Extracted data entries
--

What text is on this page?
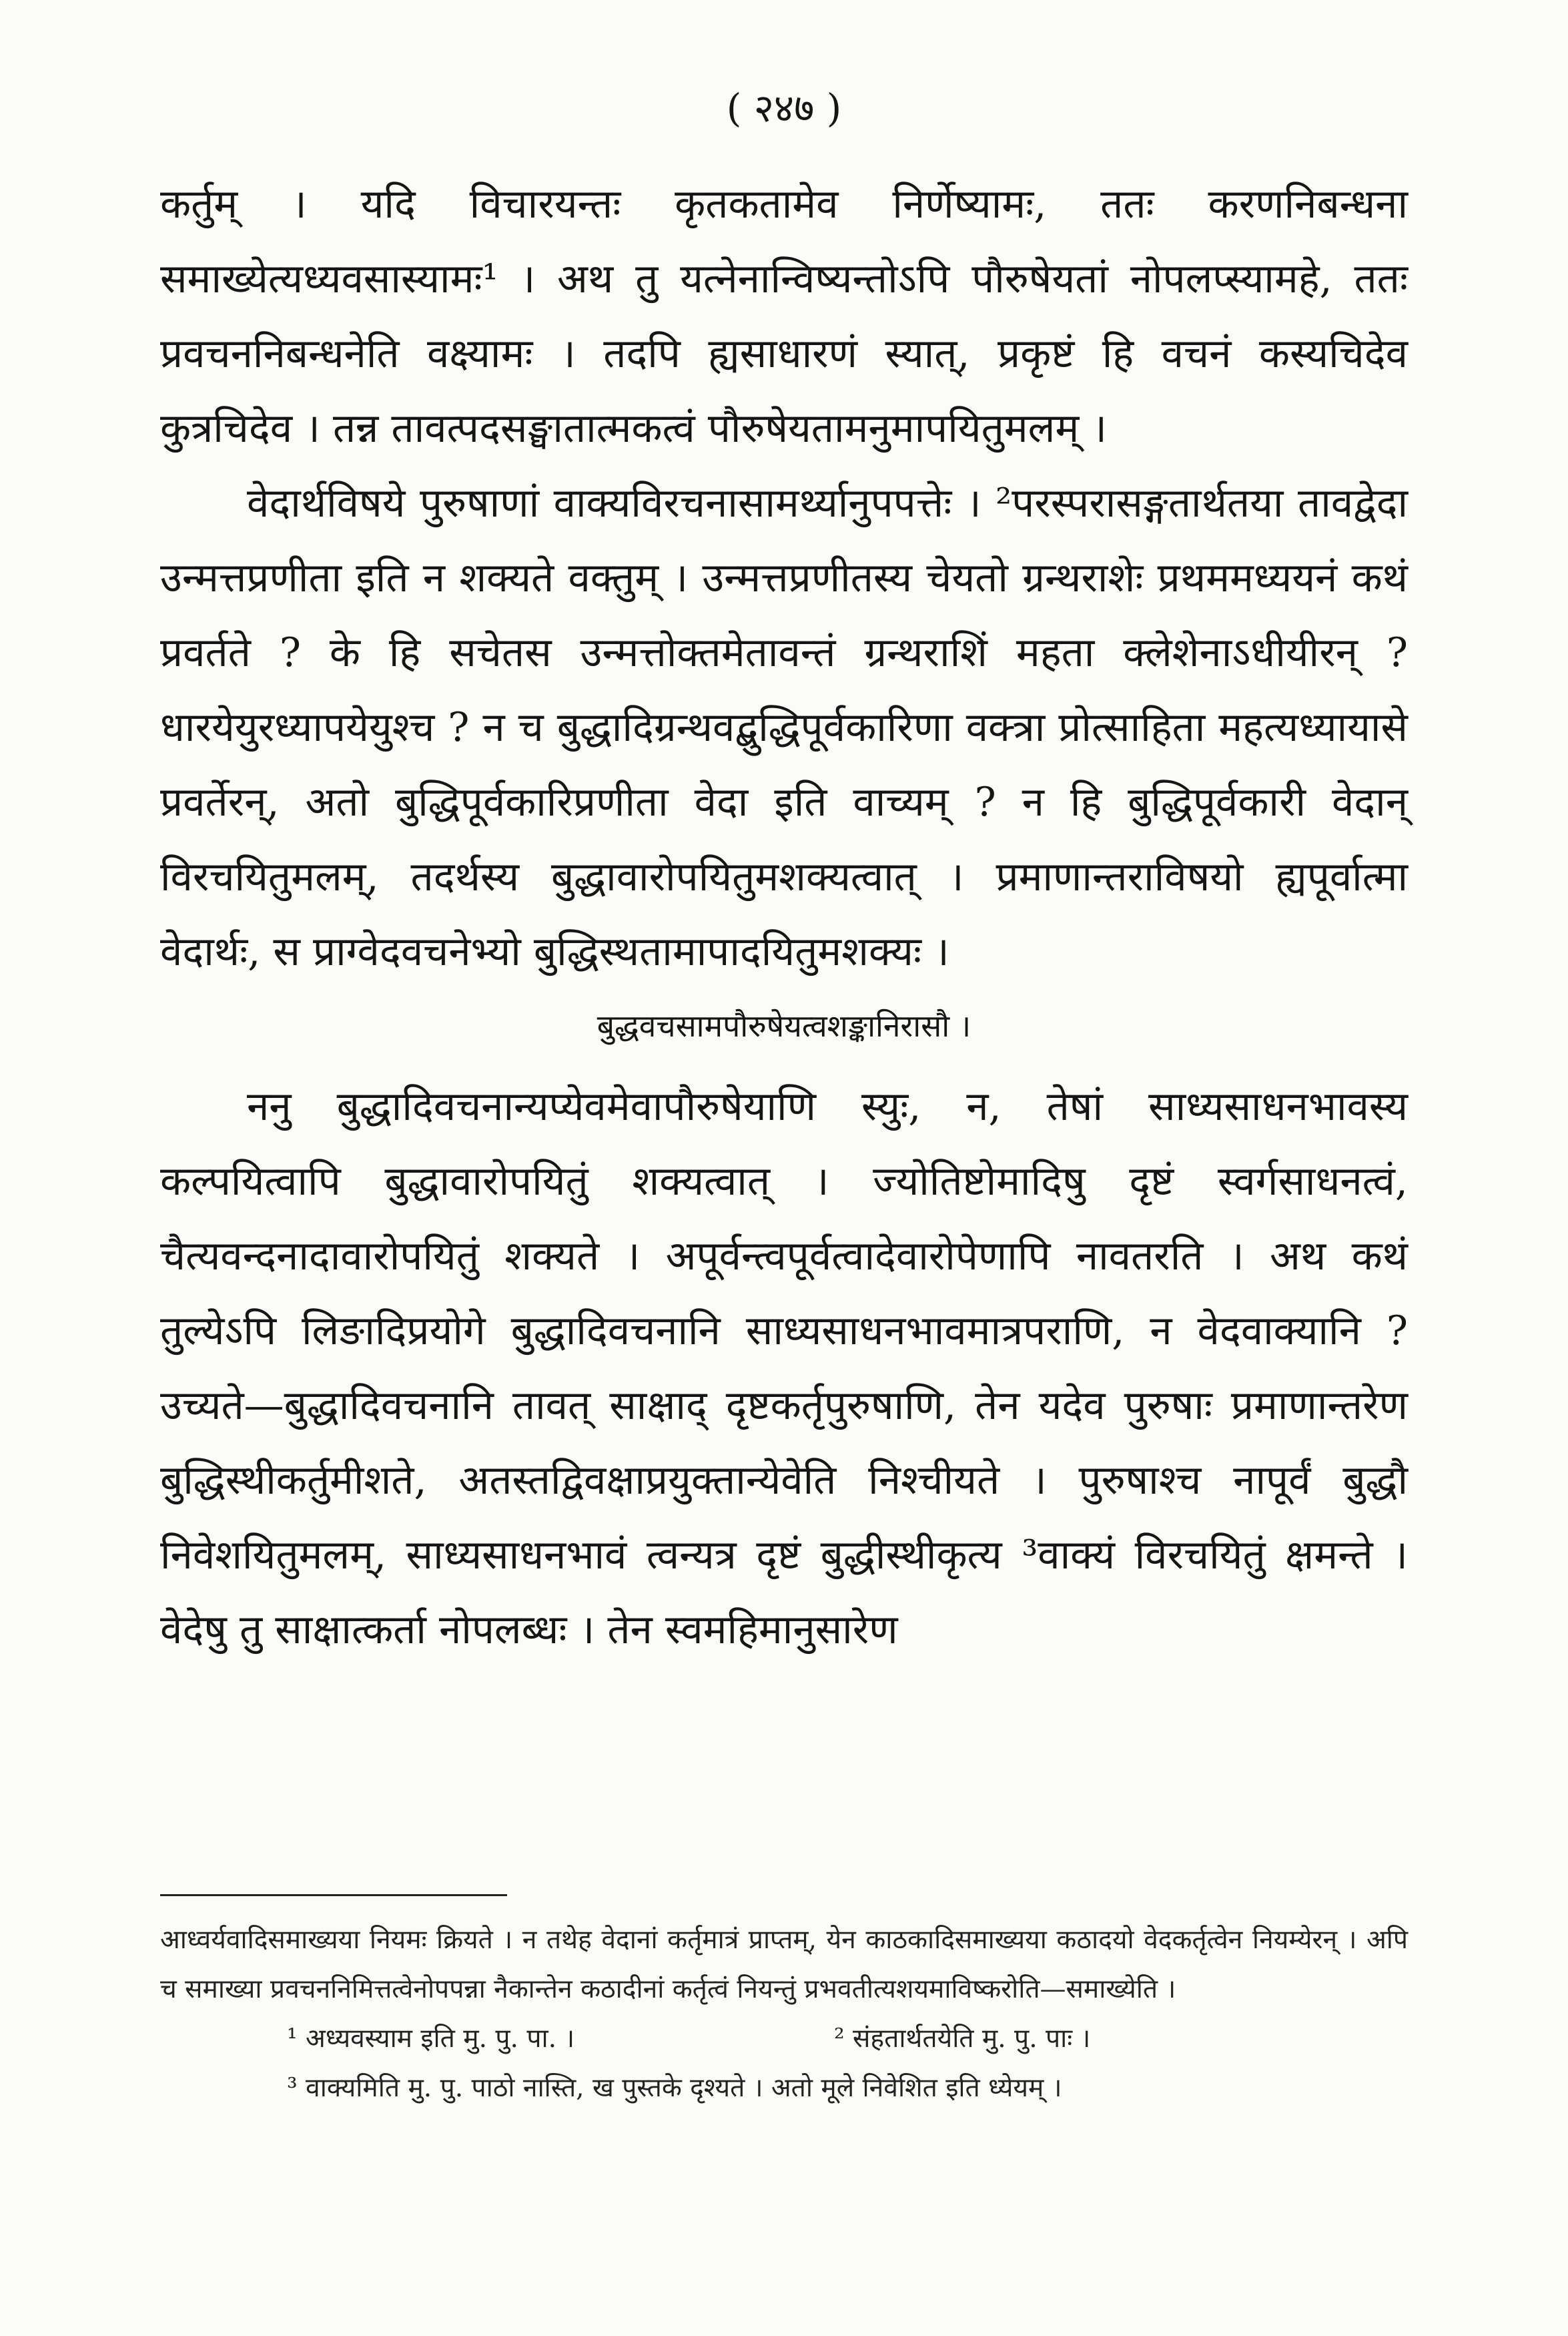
( २४७ )

कर्तुम् । यदि विचारयन्तः कृतकतामेव निर्णेष्यामः, ततः करणनिबन्धना समाख्येत्यध्यवसास्यामः¹ । अथ तु यत्नेनान्विष्यन्तोऽपि पौरुषेयतां नोपलप्स्यामहे, ततः प्रवचननिबन्धनेति वक्ष्यामः । तदपि ह्यसाधारणं स्यात्, प्रकृष्टं हि वचनं कस्यचिदेव कुत्रचिदेव । तन्न तावत्पदसङ्घातात्मकत्वं पौरुषेयतामनुमापयितुमलम् ।

वेदार्थविषये पुरुषाणां वाक्यविरचनासामर्थ्यानुपपत्तेः । ²परस्परासङ्गतार्थतया तावद्वेदा उन्मत्तप्रणीता इति न शक्यते वक्तुम् । उन्मत्तप्रणीतस्य चेयतो ग्रन्थराशेः प्रथममध्ययनं कथं प्रवर्तते ? के हि सचेतस उन्मत्तोक्तमेतावन्तं ग्रन्थराशिं महता क्लेशेनाऽधीयीरन् ? धारयेयुरध्यापयेयुश्च ? न च बुद्धादिग्रन्थवद्बुद्धिपूर्वकारिणा वक्त्रा प्रोत्साहिता महत्यध्यायासे प्रवर्तेरन्, अतो बुद्धिपूर्वकारिप्रणीता वेदा इति वाच्यम् ? न हि बुद्धिपूर्वकारी वेदान् विरचयितुमलम्, तदर्थस्य बुद्धावारोपयितुमशक्यत्वात् । प्रमाणान्तराविषयो ह्यपूर्वात्मा वेदार्थः, स प्राग्वेदवचनेभ्यो बुद्धिस्थतामापादयितुमशक्यः ।

बुद्धवचसामपौरुषेयत्वशङ्कानिरासौ ।

ननु बुद्धादिवचनान्यप्येवमेवापौरुषेयाणि स्युः, न, तेषां साध्यसाधनभावस्य कल्पयित्वापि बुद्धावारोपयितुं शक्यत्वात् । ज्योतिष्टोमादिषु दृष्टं स्वर्गसाधनत्वं, चैत्यवन्दनादावारोपयितुं शक्यते । अपूर्वन्त्वपूर्वत्वादेवारोपेणापि नावतरति । अथ कथं तुल्येऽपि लिङादिप्रयोगे बुद्धादिवचनानि साध्यसाधनभावमात्रपराणि, न वेदवाक्यानि ? उच्यते—बुद्धादिवचनानि तावत् साक्षाद् दृष्टकर्तृपुरुषाणि, तेन यदेव पुरुषाः प्रमाणान्तरेण बुद्धिस्थीकर्तुमीशते, अतस्तद्विवक्षाप्रयुक्तान्येवेति निश्चीयते । पुरुषाश्च नापूर्वं बुद्धौ निवेशयितुमलम्, साध्यसाधनभावं त्वन्यत्र दृष्टं बुद्धीस्थीकृत्य ³वाक्यं विरचयितुं क्षमन्ते । वेदेषु तु साक्षात्कर्ता नोपलब्धः । तेन स्वमहिमानुसारेण

आध्वर्यवादिसमाख्यया नियमः क्रियते । न तथेह वेदानां कर्तृमात्रं प्राप्तम्, येन काठकादिसमाख्यया कठादयो वेदकर्तृत्वेन नियम्येरन् । अपि च समाख्या प्रवचननिमित्तत्वेनोपपन्ना नैकान्तेन कठादीनां कर्तृत्वं नियन्तुं प्रभवतीत्यशयमाविष्करोति—समाख्येति ।

¹ अध्यवस्याम इति मु. पु. पा. ।	² संहतार्थतयेति मु. पु. पाः ।

³ वाक्यमिति मु. पु. पाठो नास्ति, ख पुस्तके दृश्यते । अतो मूले निवेशित इति ध्येयम् ।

--

• INSTRUCTION: Show every line from the listing above in which the string "रवचनन" appears.

• RIGHT ANSWER:
कर्तुम् । यदि विचारयन्तः कृतकतामेव निर्णेष्यामः, ततः करणनिबन्धना समाख्येत्यध्यवसास्यामः¹ । अथ तु यत्नेनान्विष्यन्तोऽपि पौरुषेयतां नोपलप्स्यामहे, ततः प्रवचननिबन्धनेति वक्ष्यामः । तदपि ह्यसाधारणं स्यात्, प्रकृष्टं हि वचनं कस्यचिदेव कुत्रचिदेव । तन्न तावत्पदसङ्घातात्मकत्वं पौरुषेयतामनुमापयितुमलम् ।
आध्वर्यवादिसमाख्यया नियमः क्रियते । न तथेह वेदानां कर्तृमात्रं प्राप्तम्, येन काठकादिसमाख्यया कठादयो वेदकर्तृत्वेन नियम्येरन् । अपि च समाख्या प्रवचननिमित्तत्वेनोपपन्ना नैकान्तेन कठादीनां कर्तृत्वं नियन्तुं प्रभवतीत्यशयमाविष्करोति—समाख्येति ।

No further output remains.